═══ RECORDS SHOWN
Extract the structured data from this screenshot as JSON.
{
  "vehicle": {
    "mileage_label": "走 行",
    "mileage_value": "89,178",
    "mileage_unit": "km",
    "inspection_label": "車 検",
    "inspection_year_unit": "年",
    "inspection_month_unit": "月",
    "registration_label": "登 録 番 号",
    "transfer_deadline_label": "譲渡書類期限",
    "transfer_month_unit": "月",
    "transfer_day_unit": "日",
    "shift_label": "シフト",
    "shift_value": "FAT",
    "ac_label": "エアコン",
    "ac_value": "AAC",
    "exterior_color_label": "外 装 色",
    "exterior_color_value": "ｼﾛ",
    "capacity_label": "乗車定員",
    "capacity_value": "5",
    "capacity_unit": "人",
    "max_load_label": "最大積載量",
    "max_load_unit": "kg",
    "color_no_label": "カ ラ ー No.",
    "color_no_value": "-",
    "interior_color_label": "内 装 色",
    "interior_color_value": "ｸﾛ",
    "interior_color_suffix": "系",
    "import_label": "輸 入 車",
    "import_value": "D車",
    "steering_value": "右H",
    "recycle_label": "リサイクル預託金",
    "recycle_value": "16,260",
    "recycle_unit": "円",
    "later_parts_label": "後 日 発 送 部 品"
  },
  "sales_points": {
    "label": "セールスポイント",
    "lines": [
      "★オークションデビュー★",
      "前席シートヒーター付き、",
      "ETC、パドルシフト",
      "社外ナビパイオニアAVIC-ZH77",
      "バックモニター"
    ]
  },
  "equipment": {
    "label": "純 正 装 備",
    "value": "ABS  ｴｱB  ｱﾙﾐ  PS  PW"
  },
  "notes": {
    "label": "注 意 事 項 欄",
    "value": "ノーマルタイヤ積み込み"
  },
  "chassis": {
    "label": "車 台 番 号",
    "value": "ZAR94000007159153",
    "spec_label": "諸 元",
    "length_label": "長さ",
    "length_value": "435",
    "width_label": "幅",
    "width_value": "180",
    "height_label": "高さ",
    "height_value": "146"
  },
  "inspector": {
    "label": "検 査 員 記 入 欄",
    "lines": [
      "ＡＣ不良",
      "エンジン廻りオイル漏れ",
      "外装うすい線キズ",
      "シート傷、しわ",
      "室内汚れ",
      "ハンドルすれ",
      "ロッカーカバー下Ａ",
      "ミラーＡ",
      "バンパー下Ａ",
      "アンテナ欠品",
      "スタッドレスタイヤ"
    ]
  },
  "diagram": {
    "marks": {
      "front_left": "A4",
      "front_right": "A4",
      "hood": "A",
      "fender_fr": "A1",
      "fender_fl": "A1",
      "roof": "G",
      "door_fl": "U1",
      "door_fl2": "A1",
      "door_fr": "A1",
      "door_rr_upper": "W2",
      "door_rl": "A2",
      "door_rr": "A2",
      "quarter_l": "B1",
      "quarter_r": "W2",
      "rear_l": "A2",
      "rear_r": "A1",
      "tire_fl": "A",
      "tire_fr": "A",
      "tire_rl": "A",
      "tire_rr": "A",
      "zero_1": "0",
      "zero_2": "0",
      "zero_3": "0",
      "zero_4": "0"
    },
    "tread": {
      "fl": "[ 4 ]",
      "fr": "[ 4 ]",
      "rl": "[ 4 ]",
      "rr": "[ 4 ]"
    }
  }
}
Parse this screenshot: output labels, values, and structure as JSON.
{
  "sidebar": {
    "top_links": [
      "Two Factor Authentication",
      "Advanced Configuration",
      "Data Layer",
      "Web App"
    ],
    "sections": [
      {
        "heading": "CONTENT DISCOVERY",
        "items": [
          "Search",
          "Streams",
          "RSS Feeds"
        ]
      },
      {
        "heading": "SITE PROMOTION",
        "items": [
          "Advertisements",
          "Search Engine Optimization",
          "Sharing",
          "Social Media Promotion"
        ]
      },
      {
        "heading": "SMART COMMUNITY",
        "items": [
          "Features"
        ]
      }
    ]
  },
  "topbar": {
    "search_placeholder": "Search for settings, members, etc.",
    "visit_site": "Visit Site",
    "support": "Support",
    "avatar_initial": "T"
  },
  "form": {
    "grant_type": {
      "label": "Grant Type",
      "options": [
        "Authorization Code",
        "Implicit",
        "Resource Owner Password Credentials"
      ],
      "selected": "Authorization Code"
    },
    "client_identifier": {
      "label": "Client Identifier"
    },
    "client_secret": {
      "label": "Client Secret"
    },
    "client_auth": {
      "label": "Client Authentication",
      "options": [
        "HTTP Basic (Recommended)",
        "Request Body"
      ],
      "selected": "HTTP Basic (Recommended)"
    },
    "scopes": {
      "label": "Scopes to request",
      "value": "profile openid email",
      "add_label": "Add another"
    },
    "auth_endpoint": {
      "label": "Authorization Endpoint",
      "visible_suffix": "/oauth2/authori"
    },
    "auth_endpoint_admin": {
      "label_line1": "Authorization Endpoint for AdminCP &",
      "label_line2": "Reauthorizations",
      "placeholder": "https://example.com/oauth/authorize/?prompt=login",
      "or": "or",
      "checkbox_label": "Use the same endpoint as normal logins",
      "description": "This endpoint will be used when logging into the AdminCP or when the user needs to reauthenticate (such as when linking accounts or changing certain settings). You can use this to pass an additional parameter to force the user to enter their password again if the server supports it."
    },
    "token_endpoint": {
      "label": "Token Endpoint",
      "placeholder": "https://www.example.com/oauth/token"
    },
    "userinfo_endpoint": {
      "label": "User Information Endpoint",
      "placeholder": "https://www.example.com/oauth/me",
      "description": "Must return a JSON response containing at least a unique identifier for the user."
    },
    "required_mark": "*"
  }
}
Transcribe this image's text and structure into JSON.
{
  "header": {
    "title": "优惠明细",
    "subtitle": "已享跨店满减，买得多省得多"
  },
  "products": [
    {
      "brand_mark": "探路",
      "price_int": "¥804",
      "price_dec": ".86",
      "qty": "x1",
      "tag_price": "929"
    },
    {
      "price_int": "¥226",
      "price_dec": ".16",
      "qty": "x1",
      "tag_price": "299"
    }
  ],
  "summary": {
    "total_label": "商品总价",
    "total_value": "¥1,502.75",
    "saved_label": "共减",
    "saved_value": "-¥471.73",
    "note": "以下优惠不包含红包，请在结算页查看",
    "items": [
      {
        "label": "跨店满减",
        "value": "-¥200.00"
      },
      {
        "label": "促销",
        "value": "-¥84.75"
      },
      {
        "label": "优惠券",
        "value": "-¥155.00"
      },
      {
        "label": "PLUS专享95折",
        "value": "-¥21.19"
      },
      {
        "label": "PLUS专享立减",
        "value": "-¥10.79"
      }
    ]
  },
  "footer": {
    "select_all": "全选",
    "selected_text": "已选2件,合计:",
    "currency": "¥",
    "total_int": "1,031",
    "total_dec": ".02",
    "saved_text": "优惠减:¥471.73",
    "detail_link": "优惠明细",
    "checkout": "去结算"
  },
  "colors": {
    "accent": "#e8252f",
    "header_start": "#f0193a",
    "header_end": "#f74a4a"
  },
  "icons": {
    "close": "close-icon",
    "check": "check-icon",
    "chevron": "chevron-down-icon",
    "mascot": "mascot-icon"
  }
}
══════
• **WHAT THE EXERCISE ASKS**: Repeat all of the records above exactly as written.

• **THE REPLY**:
Extract the structured data from this screenshot as JSON.
{
  "vehicle": {
    "mileage_label": "走 行",
    "mileage_value": "89,178",
    "mileage_unit": "km",
    "inspection_label": "車 検",
    "inspection_year_unit": "年",
    "inspection_month_unit": "月",
    "registration_label": "登 録 番 号",
    "transfer_deadline_label": "譲渡書類期限",
    "transfer_month_unit": "月",
    "transfer_day_unit": "日",
    "shift_label": "シフト",
    "shift_value": "FAT",
    "ac_label": "エアコン",
    "ac_value": "AAC",
    "exterior_color_label": "外 装 色",
    "exterior_color_value": "ｼﾛ",
    "capacity_label": "乗車定員",
    "capacity_value": "5",
    "capacity_unit": "人",
    "max_load_label": "最大積載量",
    "max_load_unit": "kg",
    "color_no_label": "カ ラ ー No.",
    "color_no_value": "-",
    "interior_color_label": "内 装 色",
    "interior_color_value": "ｸﾛ",
    "interior_color_suffix": "系",
    "import_label": "輸 入 車",
    "import_value": "D車",
    "steering_value": "右H",
    "recycle_label": "リサイクル預託金",
    "recycle_value": "16,260",
    "recycle_unit": "円",
    "later_parts_label": "後 日 発 送 部 品"
  },
  "sales_points": {
    "label": "セールスポイント",
    "lines": [
      "★オークションデビュー★",
      "前席シートヒーター付き、",
      "ETC、パドルシフト",
      "社外ナビパイオニアAVIC-ZH77",
      "バックモニター"
    ]
  },
  "equipment": {
    "label": "純 正 装 備",
    "value": "ABS  ｴｱB  ｱﾙﾐ  PS  PW"
  },
  "notes": {
    "label": "注 意 事 項 欄",
    "value": "ノーマルタイヤ積み込み"
  },
  "chassis": {
    "label": "車 台 番 号",
    "value": "ZAR94000007159153",
    "spec_label": "諸 元",
    "length_label": "長さ",
    "length_value": "435",
    "width_label": "幅",
    "width_value": "180",
    "height_label": "高さ",
    "height_value": "146"
  },
  "inspector": {
    "label": "検 査 員 記 入 欄",
    "lines": [
      "ＡＣ不良",
      "エンジン廻りオイル漏れ",
      "外装うすい線キズ",
      "シート傷、しわ",
      "室内汚れ",
      "ハンドルすれ",
      "ロッカーカバー下Ａ",
      "ミラーＡ",
      "バンパー下Ａ",
      "アンテナ欠品",
      "スタッドレスタイヤ"
    ]
  },
  "diagram": {
    "marks": {
      "front_left": "A4",
      "front_right": "A4",
      "hood": "A",
      "fender_fr": "A1",
      "fender_fl": "A1",
      "roof": "G",
      "door_fl": "U1",
      "door_fl2": "A1",
      "door_fr": "A1",
      "door_rr_upper": "W2",
      "door_rl": "A2",
      "door_rr": "A2",
      "quarter_l": "B1",
      "quarter_r": "W2",
      "rear_l": "A2",
      "rear_r": "A1",
      "tire_fl": "A",
      "tire_fr": "A",
      "tire_rl": "A",
      "tire_rr": "A",
      "zero_1": "0",
      "zero_2": "0",
      "zero_3": "0",
      "zero_4": "0"
    },
    "tread": {
      "fl": "[ 4 ]",
      "fr": "[ 4 ]",
      "rl": "[ 4 ]",
      "rr": "[ 4 ]"
    }
  }
}
Parse this screenshot: output labels, values, and structure as JSON.
{
  "sidebar": {
    "top_links": [
      "Two Factor Authentication",
      "Advanced Configuration",
      "Data Layer",
      "Web App"
    ],
    "sections": [
      {
        "heading": "CONTENT DISCOVERY",
        "items": [
          "Search",
          "Streams",
          "RSS Feeds"
        ]
      },
      {
        "heading": "SITE PROMOTION",
        "items": [
          "Advertisements",
          "Search Engine Optimization",
          "Sharing",
          "Social Media Promotion"
        ]
      },
      {
        "heading": "SMART COMMUNITY",
        "items": [
          "Features"
        ]
      }
    ]
  },
  "topbar": {
    "search_placeholder": "Search for settings, members, etc.",
    "visit_site": "Visit Site",
    "support": "Support",
    "avatar_initial": "T"
  },
  "form": {
    "grant_type": {
      "label": "Grant Type",
      "options": [
        "Authorization Code",
        "Implicit",
        "Resource Owner Password Credentials"
      ],
      "selected": "Authorization Code"
    },
    "client_identifier": {
      "label": "Client Identifier"
    },
    "client_secret": {
      "label": "Client Secret"
    },
    "client_auth": {
      "label": "Client Authentication",
      "options": [
        "HTTP Basic (Recommended)",
        "Request Body"
      ],
      "selected": "HTTP Basic (Recommended)"
    },
    "scopes": {
      "label": "Scopes to request",
      "value": "profile openid email",
      "add_label": "Add another"
    },
    "auth_endpoint": {
      "label": "Authorization Endpoint",
      "visible_suffix": "/oauth2/authori"
    },
    "auth_endpoint_admin": {
      "label_line1": "Authorization Endpoint for AdminCP &",
      "label_line2": "Reauthorizations",
      "placeholder": "https://example.com/oauth/authorize/?prompt=login",
      "or": "or",
      "checkbox_label": "Use the same endpoint as normal logins",
      "description": "This endpoint will be used when logging into the AdminCP or when the user needs to reauthenticate (such as when linking accounts or changing certain settings). You can use this to pass an additional parameter to force the user to enter their password again if the server supports it."
    },
    "token_endpoint": {
      "label": "Token Endpoint",
      "placeholder": "https://www.example.com/oauth/token"
    },
    "userinfo_endpoint": {
      "label": "User Information Endpoint",
      "placeholder": "https://www.example.com/oauth/me",
      "description": "Must return a JSON response containing at least a unique identifier for the user."
    },
    "required_mark": "*"
  }
}
Transcribe this image's text and structure into JSON.
{
  "header": {
    "title": "优惠明细",
    "subtitle": "已享跨店满减，买得多省得多"
  },
  "products": [
    {
      "brand_mark": "探路",
      "price_int": "¥804",
      "price_dec": ".86",
      "qty": "x1",
      "tag_price": "929"
    },
    {
      "price_int": "¥226",
      "price_dec": ".16",
      "qty": "x1",
      "tag_price": "299"
    }
  ],
  "summary": {
    "total_label": "商品总价",
    "total_value": "¥1,502.75",
    "saved_label": "共减",
    "saved_value": "-¥471.73",
    "note": "以下优惠不包含红包，请在结算页查看",
    "items": [
      {
        "label": "跨店满减",
        "value": "-¥200.00"
      },
      {
        "label": "促销",
        "value": "-¥84.75"
      },
      {
        "label": "优惠券",
        "value": "-¥155.00"
      },
      {
        "label": "PLUS专享95折",
        "value": "-¥21.19"
      },
      {
        "label": "PLUS专享立减",
        "value": "-¥10.79"
      }
    ]
  },
  "footer": {
    "select_all": "全选",
    "selected_text": "已选2件,合计:",
    "currency": "¥",
    "total_int": "1,031",
    "total_dec": ".02",
    "saved_text": "优惠减:¥471.73",
    "detail_link": "优惠明细",
    "checkout": "去结算"
  },
  "colors": {
    "accent": "#e8252f",
    "header_start": "#f0193a",
    "header_end": "#f74a4a"
  },
  "icons": {
    "close": "close-icon",
    "check": "check-icon",
    "chevron": "chevron-down-icon",
    "mascot": "mascot-icon"
  }
}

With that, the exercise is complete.